Supplied entries |
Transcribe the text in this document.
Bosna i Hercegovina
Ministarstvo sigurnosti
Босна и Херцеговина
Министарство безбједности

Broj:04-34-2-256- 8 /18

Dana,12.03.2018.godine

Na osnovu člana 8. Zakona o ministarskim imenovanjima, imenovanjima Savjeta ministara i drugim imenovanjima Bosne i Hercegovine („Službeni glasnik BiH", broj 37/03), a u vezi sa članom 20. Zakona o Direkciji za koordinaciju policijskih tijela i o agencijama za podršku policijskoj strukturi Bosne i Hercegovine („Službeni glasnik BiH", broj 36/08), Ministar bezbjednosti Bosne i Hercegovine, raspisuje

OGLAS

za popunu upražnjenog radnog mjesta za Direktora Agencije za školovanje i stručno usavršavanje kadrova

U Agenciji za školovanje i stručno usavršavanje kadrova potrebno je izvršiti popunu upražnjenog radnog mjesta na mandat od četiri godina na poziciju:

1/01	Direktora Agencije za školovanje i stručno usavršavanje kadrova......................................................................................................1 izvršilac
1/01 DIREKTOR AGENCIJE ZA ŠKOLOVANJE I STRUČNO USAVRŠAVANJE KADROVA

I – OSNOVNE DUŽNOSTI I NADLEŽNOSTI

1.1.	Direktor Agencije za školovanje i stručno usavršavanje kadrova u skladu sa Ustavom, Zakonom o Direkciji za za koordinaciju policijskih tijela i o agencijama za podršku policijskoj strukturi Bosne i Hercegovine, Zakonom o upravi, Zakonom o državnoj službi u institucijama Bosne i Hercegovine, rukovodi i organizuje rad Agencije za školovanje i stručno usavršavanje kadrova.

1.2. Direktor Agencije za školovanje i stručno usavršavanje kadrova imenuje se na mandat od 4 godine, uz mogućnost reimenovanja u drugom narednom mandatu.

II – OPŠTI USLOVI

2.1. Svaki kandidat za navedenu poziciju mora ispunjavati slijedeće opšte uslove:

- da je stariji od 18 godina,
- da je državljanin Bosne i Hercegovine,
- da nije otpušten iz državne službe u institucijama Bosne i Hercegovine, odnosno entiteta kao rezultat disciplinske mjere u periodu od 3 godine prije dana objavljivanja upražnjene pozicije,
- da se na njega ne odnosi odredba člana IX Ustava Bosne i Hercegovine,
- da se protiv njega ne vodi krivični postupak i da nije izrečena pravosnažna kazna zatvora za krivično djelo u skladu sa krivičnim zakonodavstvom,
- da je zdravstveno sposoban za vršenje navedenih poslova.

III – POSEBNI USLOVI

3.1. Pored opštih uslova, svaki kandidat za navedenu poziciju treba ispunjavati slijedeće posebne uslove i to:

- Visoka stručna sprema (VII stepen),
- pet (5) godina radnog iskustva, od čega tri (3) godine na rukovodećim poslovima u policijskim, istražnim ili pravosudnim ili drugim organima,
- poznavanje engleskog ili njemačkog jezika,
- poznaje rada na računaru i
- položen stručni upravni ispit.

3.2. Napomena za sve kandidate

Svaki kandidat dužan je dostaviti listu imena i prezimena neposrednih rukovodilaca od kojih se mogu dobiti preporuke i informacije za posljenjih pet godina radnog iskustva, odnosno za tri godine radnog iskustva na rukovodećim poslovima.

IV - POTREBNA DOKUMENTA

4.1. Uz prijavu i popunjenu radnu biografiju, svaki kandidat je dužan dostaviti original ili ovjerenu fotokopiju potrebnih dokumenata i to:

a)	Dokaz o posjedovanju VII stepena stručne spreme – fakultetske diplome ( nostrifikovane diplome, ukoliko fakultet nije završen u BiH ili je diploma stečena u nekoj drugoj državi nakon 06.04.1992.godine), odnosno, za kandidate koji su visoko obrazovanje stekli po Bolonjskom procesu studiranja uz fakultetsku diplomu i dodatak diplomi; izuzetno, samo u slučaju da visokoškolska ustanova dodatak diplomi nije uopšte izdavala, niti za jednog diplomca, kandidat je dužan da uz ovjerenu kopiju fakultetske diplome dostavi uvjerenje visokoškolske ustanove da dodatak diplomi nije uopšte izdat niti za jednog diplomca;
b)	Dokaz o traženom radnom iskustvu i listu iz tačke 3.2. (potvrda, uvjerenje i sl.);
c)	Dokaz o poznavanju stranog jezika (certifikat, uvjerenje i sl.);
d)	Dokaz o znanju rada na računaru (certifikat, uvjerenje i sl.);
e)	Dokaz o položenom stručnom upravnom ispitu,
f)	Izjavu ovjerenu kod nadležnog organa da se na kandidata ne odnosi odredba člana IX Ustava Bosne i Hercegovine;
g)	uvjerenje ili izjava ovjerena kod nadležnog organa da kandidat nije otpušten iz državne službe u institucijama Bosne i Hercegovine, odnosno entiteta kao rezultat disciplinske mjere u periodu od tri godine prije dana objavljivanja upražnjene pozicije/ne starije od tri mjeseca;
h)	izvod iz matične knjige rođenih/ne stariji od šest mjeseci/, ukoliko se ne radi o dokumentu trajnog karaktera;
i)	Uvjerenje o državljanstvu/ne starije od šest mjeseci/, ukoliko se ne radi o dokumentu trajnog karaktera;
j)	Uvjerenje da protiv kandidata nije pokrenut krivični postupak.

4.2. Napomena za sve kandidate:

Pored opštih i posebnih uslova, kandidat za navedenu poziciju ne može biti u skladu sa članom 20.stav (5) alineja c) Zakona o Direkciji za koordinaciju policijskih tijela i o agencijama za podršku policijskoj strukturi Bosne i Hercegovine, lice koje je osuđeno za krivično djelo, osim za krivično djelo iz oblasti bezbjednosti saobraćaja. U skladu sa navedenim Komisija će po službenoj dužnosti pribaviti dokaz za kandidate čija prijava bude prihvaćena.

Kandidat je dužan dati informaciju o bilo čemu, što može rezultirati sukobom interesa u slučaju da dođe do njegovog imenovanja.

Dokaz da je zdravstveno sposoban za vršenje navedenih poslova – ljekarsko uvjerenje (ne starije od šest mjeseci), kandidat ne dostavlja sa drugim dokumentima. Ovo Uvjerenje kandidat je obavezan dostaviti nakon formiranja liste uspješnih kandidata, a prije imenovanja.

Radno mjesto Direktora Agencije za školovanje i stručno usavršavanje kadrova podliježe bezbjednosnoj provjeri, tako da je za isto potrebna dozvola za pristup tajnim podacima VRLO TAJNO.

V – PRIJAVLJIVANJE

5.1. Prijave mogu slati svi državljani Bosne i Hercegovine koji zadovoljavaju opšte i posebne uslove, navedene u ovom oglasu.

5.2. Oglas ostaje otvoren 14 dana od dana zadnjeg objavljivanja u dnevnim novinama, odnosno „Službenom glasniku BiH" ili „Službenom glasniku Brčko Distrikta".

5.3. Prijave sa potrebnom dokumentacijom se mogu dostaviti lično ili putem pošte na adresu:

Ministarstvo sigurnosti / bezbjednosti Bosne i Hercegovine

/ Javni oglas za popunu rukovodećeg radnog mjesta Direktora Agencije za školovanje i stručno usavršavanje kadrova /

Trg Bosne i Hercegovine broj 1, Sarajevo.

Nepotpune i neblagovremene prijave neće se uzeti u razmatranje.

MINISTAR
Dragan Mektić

Direction | List every line above that contains the word "rada".

Answer below |
- poznaje rada na računaru i
d)	Dokaz o znanju rada na računaru (certifikat, uvjerenje i sl.);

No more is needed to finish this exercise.